§ Stored items
++++++

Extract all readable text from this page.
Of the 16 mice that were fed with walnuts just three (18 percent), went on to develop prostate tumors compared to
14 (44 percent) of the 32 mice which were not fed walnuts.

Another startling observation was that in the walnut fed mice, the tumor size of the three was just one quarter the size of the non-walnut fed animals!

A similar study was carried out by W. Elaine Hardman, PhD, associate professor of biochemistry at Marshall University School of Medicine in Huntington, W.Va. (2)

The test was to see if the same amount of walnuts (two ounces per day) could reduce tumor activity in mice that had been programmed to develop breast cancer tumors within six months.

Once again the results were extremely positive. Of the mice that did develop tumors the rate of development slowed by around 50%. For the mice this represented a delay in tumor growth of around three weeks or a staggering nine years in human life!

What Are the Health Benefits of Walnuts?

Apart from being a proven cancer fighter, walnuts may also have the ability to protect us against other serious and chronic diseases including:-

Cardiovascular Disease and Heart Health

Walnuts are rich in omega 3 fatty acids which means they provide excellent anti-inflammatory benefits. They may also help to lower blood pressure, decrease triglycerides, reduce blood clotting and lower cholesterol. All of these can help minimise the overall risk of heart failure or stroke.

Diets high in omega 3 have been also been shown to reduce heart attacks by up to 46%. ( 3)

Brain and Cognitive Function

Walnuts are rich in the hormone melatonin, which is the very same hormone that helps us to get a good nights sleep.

++++++

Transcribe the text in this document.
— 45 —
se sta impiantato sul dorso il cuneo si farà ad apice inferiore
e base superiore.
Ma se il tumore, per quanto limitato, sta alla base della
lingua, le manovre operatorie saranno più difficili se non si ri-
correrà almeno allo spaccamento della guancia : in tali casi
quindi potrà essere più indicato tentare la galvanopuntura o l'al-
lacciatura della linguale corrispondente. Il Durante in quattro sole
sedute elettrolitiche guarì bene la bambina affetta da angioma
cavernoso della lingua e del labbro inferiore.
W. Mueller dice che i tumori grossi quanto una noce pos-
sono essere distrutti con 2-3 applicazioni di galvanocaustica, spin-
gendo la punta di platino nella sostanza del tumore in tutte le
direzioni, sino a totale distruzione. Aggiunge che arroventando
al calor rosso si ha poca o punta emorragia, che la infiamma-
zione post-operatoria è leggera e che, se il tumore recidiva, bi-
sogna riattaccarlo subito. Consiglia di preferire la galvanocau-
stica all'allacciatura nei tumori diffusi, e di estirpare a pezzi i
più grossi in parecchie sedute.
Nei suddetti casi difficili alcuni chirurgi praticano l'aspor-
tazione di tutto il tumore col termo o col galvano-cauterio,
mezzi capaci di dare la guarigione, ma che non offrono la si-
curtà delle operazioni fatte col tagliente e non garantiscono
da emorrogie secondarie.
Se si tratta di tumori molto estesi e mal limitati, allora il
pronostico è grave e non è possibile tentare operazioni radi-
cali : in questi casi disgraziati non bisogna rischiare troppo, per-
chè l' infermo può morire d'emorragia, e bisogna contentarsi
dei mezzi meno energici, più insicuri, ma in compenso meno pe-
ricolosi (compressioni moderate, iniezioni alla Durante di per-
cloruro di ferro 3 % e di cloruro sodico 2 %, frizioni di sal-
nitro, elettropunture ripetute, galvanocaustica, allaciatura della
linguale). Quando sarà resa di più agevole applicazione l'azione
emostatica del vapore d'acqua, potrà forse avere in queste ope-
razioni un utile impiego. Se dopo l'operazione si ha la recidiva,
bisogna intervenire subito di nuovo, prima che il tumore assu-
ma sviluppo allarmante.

++++++

§ What the task asks
The word "which" appears on some lines of the data above; say how many such lines there are, with nothing else.

§ Worked solution
3